→ **Instructions to follow**
Arrange the rows from the line with "Detect and localize" to the line with "213, 587, 224]" as a numbered list, skipping blank lines. Leave the pictures out of your answer.

→ **Record list**
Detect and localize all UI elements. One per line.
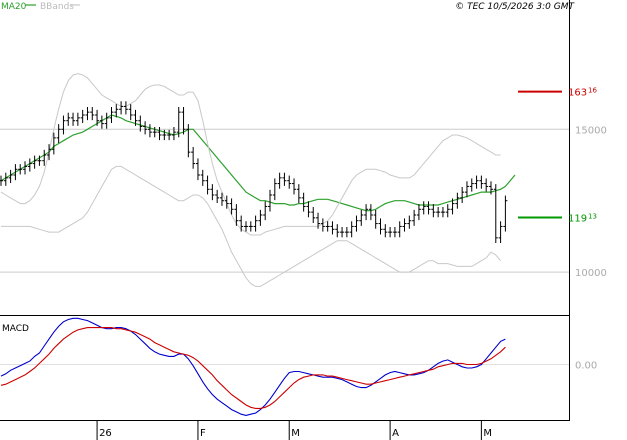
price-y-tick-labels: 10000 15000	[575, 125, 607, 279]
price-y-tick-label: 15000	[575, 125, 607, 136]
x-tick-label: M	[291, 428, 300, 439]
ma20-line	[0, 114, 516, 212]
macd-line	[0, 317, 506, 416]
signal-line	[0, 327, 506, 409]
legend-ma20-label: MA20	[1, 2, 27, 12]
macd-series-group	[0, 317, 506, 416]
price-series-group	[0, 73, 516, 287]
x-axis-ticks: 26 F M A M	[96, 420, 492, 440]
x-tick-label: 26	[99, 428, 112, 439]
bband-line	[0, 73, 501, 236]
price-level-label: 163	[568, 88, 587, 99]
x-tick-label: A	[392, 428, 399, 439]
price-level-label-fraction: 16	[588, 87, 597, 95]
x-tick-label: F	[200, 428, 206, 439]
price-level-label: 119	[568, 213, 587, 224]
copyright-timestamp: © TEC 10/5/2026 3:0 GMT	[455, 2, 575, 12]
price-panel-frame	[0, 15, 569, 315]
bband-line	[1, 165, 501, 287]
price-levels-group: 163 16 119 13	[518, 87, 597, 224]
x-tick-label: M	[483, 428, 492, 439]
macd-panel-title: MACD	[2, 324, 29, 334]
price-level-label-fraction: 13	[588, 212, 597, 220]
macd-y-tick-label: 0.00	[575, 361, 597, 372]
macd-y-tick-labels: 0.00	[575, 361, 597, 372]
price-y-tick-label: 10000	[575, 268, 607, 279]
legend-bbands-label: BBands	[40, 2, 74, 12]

...

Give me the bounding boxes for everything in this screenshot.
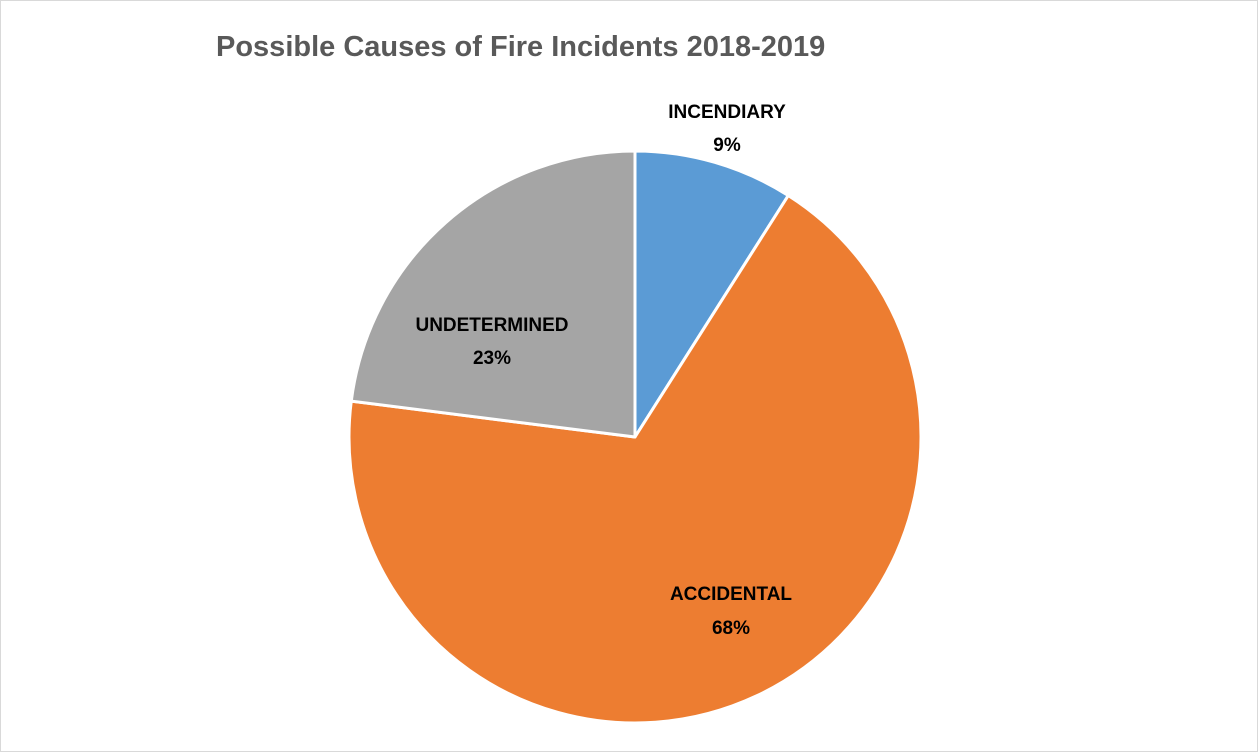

* * *

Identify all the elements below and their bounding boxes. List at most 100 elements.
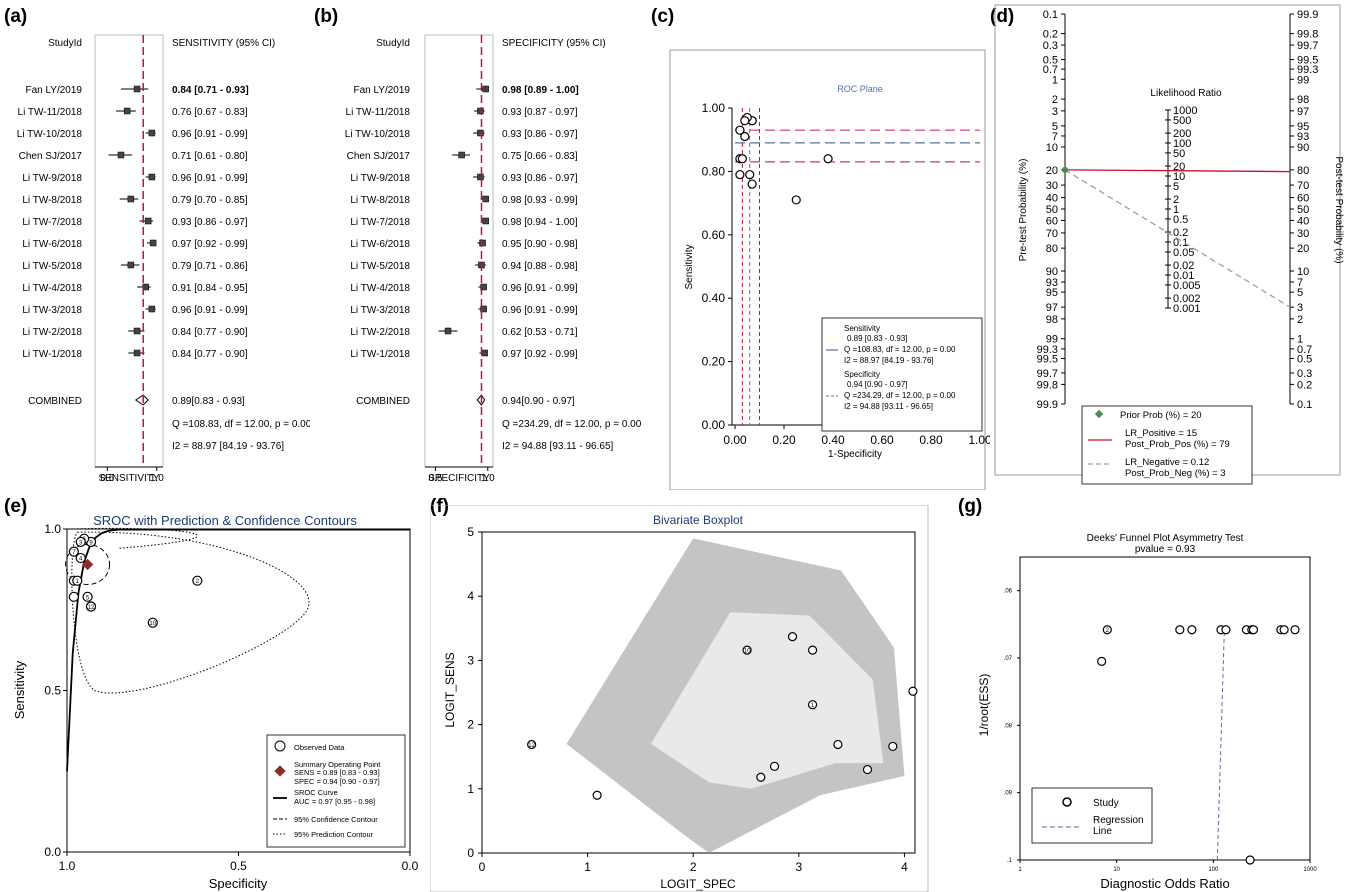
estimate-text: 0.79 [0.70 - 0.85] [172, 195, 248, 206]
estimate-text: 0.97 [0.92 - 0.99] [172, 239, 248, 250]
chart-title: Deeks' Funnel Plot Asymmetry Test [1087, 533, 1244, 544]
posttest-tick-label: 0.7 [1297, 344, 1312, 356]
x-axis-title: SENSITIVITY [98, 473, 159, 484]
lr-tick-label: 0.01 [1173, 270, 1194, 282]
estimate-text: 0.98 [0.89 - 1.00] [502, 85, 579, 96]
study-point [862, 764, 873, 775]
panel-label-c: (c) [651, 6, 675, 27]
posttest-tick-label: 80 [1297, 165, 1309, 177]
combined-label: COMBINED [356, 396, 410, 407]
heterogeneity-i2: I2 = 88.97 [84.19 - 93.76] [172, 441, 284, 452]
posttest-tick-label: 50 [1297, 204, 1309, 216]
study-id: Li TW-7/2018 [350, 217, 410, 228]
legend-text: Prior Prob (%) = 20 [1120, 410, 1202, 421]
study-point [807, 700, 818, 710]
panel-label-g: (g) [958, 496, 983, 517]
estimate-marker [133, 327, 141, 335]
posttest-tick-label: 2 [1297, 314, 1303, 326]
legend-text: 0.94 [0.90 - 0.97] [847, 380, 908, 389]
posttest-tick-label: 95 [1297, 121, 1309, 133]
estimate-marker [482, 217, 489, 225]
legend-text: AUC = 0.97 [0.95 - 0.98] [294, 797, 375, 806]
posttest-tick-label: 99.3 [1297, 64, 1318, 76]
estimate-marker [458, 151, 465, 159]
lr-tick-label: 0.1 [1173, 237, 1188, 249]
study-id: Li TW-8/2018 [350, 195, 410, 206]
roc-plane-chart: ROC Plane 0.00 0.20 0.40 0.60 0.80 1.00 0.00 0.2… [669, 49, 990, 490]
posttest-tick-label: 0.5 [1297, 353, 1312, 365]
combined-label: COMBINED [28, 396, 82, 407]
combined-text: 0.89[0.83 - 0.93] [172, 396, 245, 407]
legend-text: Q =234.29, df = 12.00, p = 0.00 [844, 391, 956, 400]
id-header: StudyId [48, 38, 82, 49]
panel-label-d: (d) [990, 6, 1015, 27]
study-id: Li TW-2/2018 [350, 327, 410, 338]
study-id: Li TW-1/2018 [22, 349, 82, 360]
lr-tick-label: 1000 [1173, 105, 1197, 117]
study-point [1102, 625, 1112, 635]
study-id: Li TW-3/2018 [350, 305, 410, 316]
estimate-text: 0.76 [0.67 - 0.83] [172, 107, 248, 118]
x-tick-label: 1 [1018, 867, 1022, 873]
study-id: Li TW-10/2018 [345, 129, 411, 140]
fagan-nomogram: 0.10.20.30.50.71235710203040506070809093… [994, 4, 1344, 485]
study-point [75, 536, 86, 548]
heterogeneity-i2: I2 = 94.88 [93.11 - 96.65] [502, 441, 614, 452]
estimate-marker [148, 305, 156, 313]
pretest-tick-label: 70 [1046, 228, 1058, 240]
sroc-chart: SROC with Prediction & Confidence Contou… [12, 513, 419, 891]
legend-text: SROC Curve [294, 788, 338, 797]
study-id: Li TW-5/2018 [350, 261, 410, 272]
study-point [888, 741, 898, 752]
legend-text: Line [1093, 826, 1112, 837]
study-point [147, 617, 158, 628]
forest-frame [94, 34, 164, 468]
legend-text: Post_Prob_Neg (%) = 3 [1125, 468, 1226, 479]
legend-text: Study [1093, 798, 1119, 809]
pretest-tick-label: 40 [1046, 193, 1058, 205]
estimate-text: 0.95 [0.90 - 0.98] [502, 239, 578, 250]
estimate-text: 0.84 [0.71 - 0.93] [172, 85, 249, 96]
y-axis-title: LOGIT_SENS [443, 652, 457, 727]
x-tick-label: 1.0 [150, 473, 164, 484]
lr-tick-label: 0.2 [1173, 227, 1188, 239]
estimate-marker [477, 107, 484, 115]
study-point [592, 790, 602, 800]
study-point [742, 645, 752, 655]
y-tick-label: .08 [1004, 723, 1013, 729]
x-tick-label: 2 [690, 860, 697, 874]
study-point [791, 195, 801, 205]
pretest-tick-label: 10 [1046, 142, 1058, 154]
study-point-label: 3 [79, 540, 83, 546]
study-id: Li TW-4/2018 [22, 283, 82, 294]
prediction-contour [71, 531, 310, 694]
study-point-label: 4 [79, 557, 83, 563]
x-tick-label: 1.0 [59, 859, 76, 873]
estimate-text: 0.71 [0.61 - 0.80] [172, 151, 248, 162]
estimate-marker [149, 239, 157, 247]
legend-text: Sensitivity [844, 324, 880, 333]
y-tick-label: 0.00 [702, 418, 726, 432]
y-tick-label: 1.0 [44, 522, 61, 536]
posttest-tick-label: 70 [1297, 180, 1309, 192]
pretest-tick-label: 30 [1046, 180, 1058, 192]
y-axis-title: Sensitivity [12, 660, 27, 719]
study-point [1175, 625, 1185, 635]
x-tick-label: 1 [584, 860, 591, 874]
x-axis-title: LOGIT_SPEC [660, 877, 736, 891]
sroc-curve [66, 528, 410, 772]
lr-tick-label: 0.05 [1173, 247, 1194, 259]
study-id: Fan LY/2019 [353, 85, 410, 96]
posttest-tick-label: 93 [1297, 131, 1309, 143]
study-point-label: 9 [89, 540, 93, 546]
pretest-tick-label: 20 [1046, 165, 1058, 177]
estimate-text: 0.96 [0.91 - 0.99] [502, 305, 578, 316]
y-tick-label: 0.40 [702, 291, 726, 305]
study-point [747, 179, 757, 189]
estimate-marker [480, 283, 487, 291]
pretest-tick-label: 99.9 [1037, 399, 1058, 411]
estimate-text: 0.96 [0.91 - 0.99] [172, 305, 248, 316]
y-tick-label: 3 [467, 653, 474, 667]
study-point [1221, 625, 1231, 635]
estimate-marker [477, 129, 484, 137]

→ **Finished exercise**
1. Detect and localize all UI elements. One per line.
2. price-y-tick-labels: 10000 15000	[575, 125, 607, 279]
3. price-y-tick-label: 15000	[575, 125, 607, 136]
4. x-tick-label: M	[291, 428, 300, 439]
5. ma20-line	[0, 114, 516, 212]
6. macd-line	[0, 317, 506, 416]
7. signal-line	[0, 327, 506, 409]
8. legend-ma20-label: MA20	[1, 2, 27, 12]
9. macd-series-group	[0, 317, 506, 416]
10. price-series-group	[0, 73, 516, 287]
11. x-axis-ticks: 26 F M A M	[96, 420, 492, 440]
12. x-tick-label: 26	[99, 428, 112, 439]
13. bband-line	[0, 73, 501, 236]
14. price-level-label: 163	[568, 88, 587, 99]
15. x-tick-label: A	[392, 428, 399, 439]
16. price-level-label-fraction: 16	[588, 87, 597, 95]
17. x-tick-label: F	[200, 428, 206, 439]
18. price-level-label: 119	[568, 213, 587, 224]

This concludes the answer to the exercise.